*Records shown*.
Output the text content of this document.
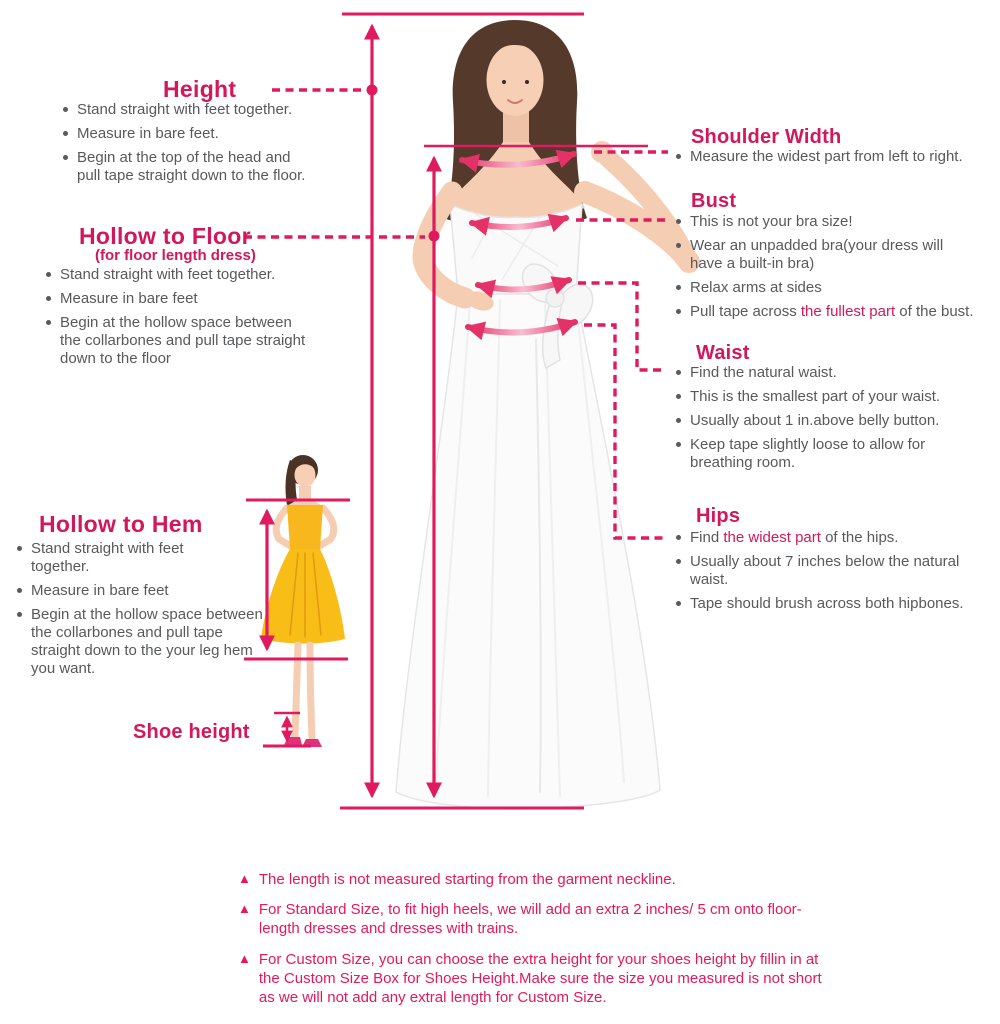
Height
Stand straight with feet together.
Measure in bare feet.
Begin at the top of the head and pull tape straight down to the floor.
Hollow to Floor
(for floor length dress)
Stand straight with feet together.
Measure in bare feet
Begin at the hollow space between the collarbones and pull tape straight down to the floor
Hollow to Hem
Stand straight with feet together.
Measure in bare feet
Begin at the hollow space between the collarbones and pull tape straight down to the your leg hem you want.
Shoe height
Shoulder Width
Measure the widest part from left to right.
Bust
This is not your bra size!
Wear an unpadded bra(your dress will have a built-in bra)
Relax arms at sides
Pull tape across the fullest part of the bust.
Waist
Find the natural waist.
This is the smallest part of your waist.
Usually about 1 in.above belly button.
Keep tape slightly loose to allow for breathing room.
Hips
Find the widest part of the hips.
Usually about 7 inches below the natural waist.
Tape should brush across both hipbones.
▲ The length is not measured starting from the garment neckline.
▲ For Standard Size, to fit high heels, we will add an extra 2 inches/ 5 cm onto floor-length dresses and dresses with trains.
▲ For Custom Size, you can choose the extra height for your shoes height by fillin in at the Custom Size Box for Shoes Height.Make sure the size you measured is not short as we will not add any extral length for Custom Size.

*Task prompt*. Search the preceding listing for "between" and extract every line where it is found.

*Result of the exercise*.
Begin at the hollow space between the collarbones and pull tape straight down to the floor
Begin at the hollow space between the collarbones and pull tape straight down to the your leg hem you want.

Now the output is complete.